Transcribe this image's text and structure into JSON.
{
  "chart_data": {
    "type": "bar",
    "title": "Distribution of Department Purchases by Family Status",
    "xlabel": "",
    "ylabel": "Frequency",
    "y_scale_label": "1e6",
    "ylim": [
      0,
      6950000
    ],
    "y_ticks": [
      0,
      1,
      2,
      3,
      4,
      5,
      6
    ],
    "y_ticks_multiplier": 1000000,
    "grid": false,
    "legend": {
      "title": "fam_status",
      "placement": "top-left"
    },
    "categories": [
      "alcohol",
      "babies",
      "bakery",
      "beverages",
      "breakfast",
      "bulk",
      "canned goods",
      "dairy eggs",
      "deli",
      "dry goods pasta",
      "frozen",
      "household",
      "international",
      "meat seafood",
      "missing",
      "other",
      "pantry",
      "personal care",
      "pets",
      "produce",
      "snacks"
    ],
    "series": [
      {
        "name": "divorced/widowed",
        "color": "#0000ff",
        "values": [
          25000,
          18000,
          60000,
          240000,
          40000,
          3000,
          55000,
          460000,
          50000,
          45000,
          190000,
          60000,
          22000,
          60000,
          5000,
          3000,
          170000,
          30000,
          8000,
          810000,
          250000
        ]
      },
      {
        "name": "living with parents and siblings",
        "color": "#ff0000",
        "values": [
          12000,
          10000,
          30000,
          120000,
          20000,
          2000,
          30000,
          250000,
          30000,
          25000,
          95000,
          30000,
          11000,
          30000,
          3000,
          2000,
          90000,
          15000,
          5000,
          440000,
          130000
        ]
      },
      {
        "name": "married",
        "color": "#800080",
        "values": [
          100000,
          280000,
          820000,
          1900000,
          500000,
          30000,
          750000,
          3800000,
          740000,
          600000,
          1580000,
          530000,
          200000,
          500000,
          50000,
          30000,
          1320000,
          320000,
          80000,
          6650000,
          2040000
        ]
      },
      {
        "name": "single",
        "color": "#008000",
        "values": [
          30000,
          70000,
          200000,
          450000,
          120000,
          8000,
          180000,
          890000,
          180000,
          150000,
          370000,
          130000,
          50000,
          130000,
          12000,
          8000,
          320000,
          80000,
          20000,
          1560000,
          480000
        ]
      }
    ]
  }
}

Aim of the task — Where a line contains the string "name", extract that line.

Task response —
        "name": "divorced/widowed",
        "name": "living with parents and siblings",
        "name": "married",
        "name": "single",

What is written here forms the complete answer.